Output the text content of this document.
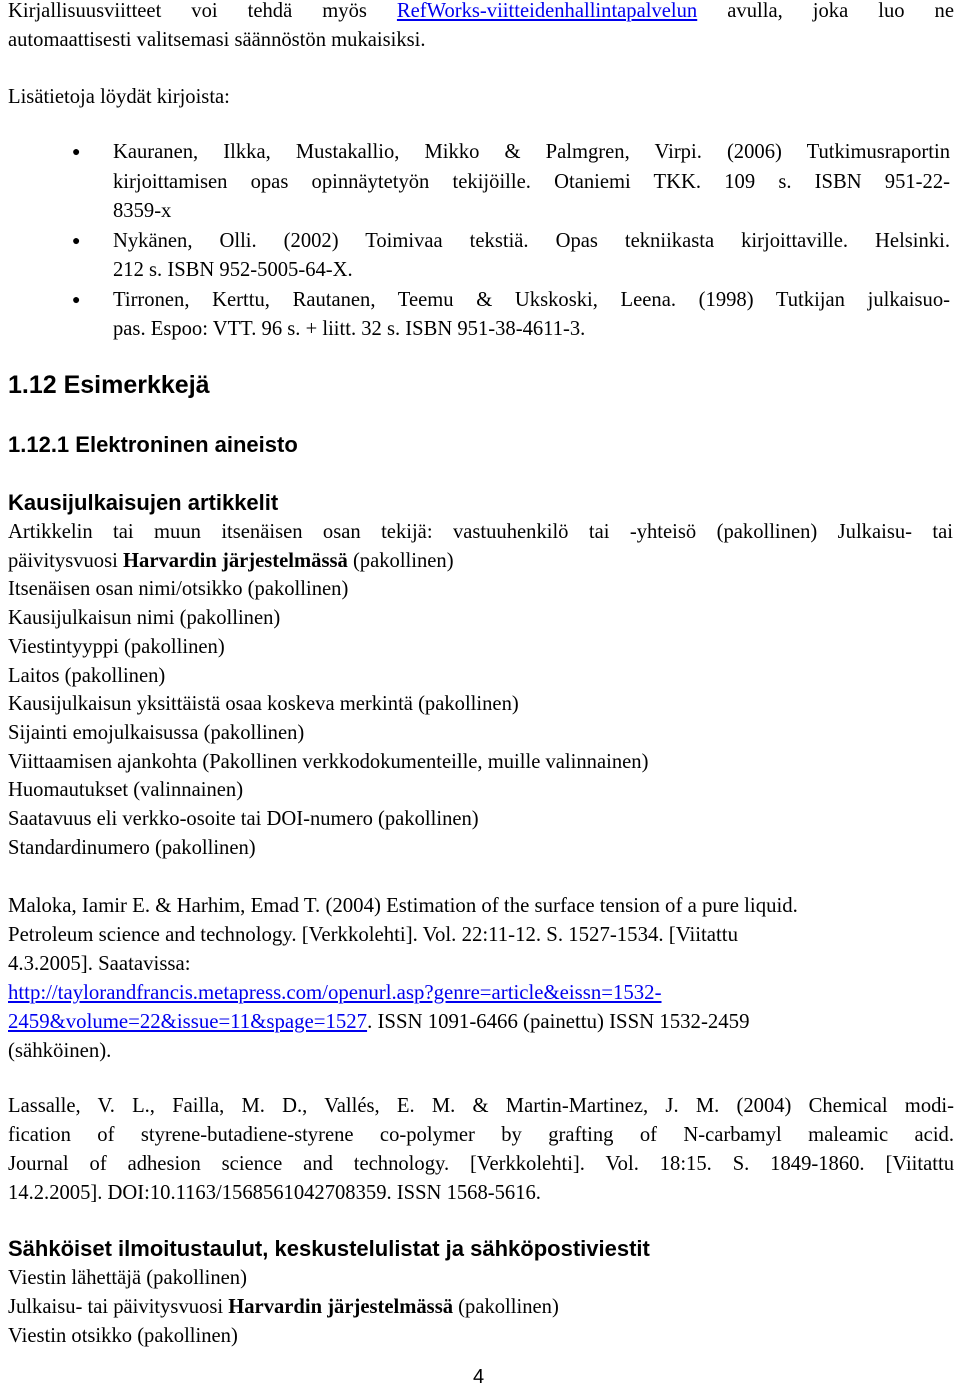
Kirjallisuusviitteet voi tehdä myös RefWorks-viitteidenhallintapalvelun avulla, joka luo ne
automaattisesti valitsemasi säännöstön mukaisiksi.
Lisätietoja löydät kirjoista:
● Kauranen, Ilkka, Mustakallio, Mikko & Palmgren, Virpi. (2006) Tutkimusraportin
kirjoittamisen opas opinnäytetyön tekijöille. Otaniemi TKK. 109 s. ISBN 951-22-
8359-x
● Nykänen, Olli. (2002) Toimivaa tekstiä. Opas tekniikasta kirjoittaville. Helsinki.
212 s. ISBN 952-5005-64-X.
● Tirronen, Kerttu, Rautanen, Teemu & Ukskoski, Leena. (1998) Tutkijan julkaisuo-
pas. Espoo: VTT. 96 s. + liitt. 32 s. ISBN 951-38-4611-3.
1.12 Esimerkkejä
1.12.1 Elektroninen aineisto
Kausijulkaisujen artikkelit
Artikkelin tai muun itsenäisen osan tekijä: vastuuhenkilö tai -yhteisö (pakollinen) Julkaisu- tai
päivitysvuosi Harvardin järjestelmässä (pakollinen)
Itsenäisen osan nimi/otsikko (pakollinen)
Kausijulkaisun nimi (pakollinen)
Viestintyyppi (pakollinen)
Laitos (pakollinen)
Kausijulkaisun yksittäistä osaa koskeva merkintä (pakollinen)
Sijainti emojulkaisussa (pakollinen)
Viittaamisen ajankohta (Pakollinen verkkodokumenteille, muille valinnainen)
Huomautukset (valinnainen)
Saatavuus eli verkko-osoite tai DOI-numero (pakollinen)
Standardinumero (pakollinen)
Maloka, Iamir E. & Harhim, Emad T. (2004) Estimation of the surface tension of a pure liquid.
Petroleum science and technology. [Verkkolehti]. Vol. 22:11-12. S. 1527-1534. [Viitattu
4.3.2005]. Saatavissa:
http://taylorandfrancis.metapress.com/openurl.asp?genre=article&eissn=1532-
2459&volume=22&issue=11&spage=1527. ISSN 1091-6466 (painettu) ISSN 1532-2459
(sähköinen).
Lassalle, V. L., Failla, M. D., Vallés, E. M. & Martin-Martinez, J. M. (2004) Chemical modi-
fication of styrene-butadiene-styrene co-polymer by grafting of N-carbamyl maleamic acid.
Journal of adhesion science and technology. [Verkkolehti]. Vol. 18:15. S. 1849-1860. [Viitattu
14.2.2005]. DOI:10.1163/1568561042708359. ISSN 1568-5616.
Sähköiset ilmoitustaulut, keskustelulistat ja sähköpostiviestit
Viestin lähettäjä (pakollinen)
Julkaisu- tai päivitysvuosi Harvardin järjestelmässä (pakollinen)
Viestin otsikko (pakollinen)
4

EXERCISE INSTRUCTIONS
Copy the listing exactly. Any image in it stays out of the copy.

EXPECTED OUTPUT
Output the text content of this document.
Kirjallisuusviitteet voi tehdä myös RefWorks-viitteidenhallintapalvelun avulla, joka luo ne
automaattisesti valitsemasi säännöstön mukaisiksi.
Lisätietoja löydät kirjoista:
● Kauranen, Ilkka, Mustakallio, Mikko & Palmgren, Virpi. (2006) Tutkimusraportin
kirjoittamisen opas opinnäytetyön tekijöille. Otaniemi TKK. 109 s. ISBN 951-22-
8359-x
● Nykänen, Olli. (2002) Toimivaa tekstiä. Opas tekniikasta kirjoittaville. Helsinki.
212 s. ISBN 952-5005-64-X.
● Tirronen, Kerttu, Rautanen, Teemu & Ukskoski, Leena. (1998) Tutkijan julkaisuo-
pas. Espoo: VTT. 96 s. + liitt. 32 s. ISBN 951-38-4611-3.
1.12 Esimerkkejä
1.12.1 Elektroninen aineisto
Kausijulkaisujen artikkelit
Artikkelin tai muun itsenäisen osan tekijä: vastuuhenkilö tai -yhteisö (pakollinen) Julkaisu- tai
päivitysvuosi Harvardin järjestelmässä (pakollinen)
Itsenäisen osan nimi/otsikko (pakollinen)
Kausijulkaisun nimi (pakollinen)
Viestintyyppi (pakollinen)
Laitos (pakollinen)
Kausijulkaisun yksittäistä osaa koskeva merkintä (pakollinen)
Sijainti emojulkaisussa (pakollinen)
Viittaamisen ajankohta (Pakollinen verkkodokumenteille, muille valinnainen)
Huomautukset (valinnainen)
Saatavuus eli verkko-osoite tai DOI-numero (pakollinen)
Standardinumero (pakollinen)
Maloka, Iamir E. & Harhim, Emad T. (2004) Estimation of the surface tension of a pure liquid.
Petroleum science and technology. [Verkkolehti]. Vol. 22:11-12. S. 1527-1534. [Viitattu
4.3.2005]. Saatavissa:
http://taylorandfrancis.metapress.com/openurl.asp?genre=article&eissn=1532-
2459&volume=22&issue=11&spage=1527. ISSN 1091-6466 (painettu) ISSN 1532-2459
(sähköinen).
Lassalle, V. L., Failla, M. D., Vallés, E. M. & Martin-Martinez, J. M. (2004) Chemical modi-
fication of styrene-butadiene-styrene co-polymer by grafting of N-carbamyl maleamic acid.
Journal of adhesion science and technology. [Verkkolehti]. Vol. 18:15. S. 1849-1860. [Viitattu
14.2.2005]. DOI:10.1163/1568561042708359. ISSN 1568-5616.
Sähköiset ilmoitustaulut, keskustelulistat ja sähköpostiviestit
Viestin lähettäjä (pakollinen)
Julkaisu- tai päivitysvuosi Harvardin järjestelmässä (pakollinen)
Viestin otsikko (pakollinen)
4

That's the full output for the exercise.